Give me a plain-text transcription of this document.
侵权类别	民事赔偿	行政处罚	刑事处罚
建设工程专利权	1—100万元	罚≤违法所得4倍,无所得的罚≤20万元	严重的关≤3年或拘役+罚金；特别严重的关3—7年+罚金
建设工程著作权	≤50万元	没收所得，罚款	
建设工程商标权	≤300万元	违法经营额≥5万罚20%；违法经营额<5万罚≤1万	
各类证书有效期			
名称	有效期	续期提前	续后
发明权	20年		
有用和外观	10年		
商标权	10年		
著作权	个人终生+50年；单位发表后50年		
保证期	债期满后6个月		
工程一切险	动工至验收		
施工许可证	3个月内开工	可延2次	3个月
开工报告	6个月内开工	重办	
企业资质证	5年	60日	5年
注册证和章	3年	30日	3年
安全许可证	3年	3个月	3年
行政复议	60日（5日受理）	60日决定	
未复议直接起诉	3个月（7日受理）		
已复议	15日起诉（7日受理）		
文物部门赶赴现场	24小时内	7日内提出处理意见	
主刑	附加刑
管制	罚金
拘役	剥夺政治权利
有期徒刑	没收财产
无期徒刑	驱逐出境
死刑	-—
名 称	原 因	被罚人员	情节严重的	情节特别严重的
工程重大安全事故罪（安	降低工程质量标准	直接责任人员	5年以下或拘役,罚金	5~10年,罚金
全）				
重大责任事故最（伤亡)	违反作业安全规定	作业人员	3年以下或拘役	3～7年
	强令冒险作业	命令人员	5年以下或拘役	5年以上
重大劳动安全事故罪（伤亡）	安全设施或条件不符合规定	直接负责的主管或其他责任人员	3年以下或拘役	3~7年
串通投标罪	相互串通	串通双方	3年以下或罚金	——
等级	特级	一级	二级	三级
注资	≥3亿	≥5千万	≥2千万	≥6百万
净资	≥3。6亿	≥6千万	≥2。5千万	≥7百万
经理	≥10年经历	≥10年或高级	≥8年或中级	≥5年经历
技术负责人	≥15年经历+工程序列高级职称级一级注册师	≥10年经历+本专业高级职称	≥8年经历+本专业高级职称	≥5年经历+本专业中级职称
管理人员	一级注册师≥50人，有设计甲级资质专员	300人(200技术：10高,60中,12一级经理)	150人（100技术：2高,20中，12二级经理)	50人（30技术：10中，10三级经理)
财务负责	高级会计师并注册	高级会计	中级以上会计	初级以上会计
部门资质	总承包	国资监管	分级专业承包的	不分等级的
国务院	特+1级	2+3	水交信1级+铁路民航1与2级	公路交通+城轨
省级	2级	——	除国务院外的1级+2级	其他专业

REQUIRED TASK = Reproduce the material precisely, including every line.

RESPONSE TO THIS TASK =
Give me a plain-text transcription of this document.
侵权类别	民事赔偿	行政处罚	刑事处罚
建设工程专利权	1—100万元	罚≤违法所得4倍,无所得的罚≤20万元	严重的关≤3年或拘役+罚金；特别严重的关3—7年+罚金
建设工程著作权	≤50万元	没收所得，罚款	
建设工程商标权	≤300万元	违法经营额≥5万罚20%；违法经营额<5万罚≤1万	
各类证书有效期			
名称	有效期	续期提前	续后
发明权	20年		
有用和外观	10年		
商标权	10年		
著作权	个人终生+50年；单位发表后50年		
保证期	债期满后6个月		
工程一切险	动工至验收		
施工许可证	3个月内开工	可延2次	3个月
开工报告	6个月内开工	重办	
企业资质证	5年	60日	5年
注册证和章	3年	30日	3年
安全许可证	3年	3个月	3年
行政复议	60日（5日受理）	60日决定	
未复议直接起诉	3个月（7日受理）		
已复议	15日起诉（7日受理）		
文物部门赶赴现场	24小时内	7日内提出处理意见	
主刑	附加刑
管制	罚金
拘役	剥夺政治权利
有期徒刑	没收财产
无期徒刑	驱逐出境
死刑	-—
名 称	原 因	被罚人员	情节严重的	情节特别严重的
工程重大安全事故罪（安	降低工程质量标准	直接责任人员	5年以下或拘役,罚金	5~10年,罚金
全）				
重大责任事故最（伤亡)	违反作业安全规定	作业人员	3年以下或拘役	3～7年
	强令冒险作业	命令人员	5年以下或拘役	5年以上
重大劳动安全事故罪（伤亡）	安全设施或条件不符合规定	直接负责的主管或其他责任人员	3年以下或拘役	3~7年
串通投标罪	相互串通	串通双方	3年以下或罚金	——
等级	特级	一级	二级	三级
注资	≥3亿	≥5千万	≥2千万	≥6百万
净资	≥3。6亿	≥6千万	≥2。5千万	≥7百万
经理	≥10年经历	≥10年或高级	≥8年或中级	≥5年经历
技术负责人	≥15年经历+工程序列高级职称级一级注册师	≥10年经历+本专业高级职称	≥8年经历+本专业高级职称	≥5年经历+本专业中级职称
管理人员	一级注册师≥50人，有设计甲级资质专员	300人(200技术：10高,60中,12一级经理)	150人（100技术：2高,20中，12二级经理)	50人（30技术：10中，10三级经理)
财务负责	高级会计师并注册	高级会计	中级以上会计	初级以上会计
部门资质	总承包	国资监管	分级专业承包的	不分等级的
国务院	特+1级	2+3	水交信1级+铁路民航1与2级	公路交通+城轨
省级	2级	——	除国务院外的1级+2级	其他专业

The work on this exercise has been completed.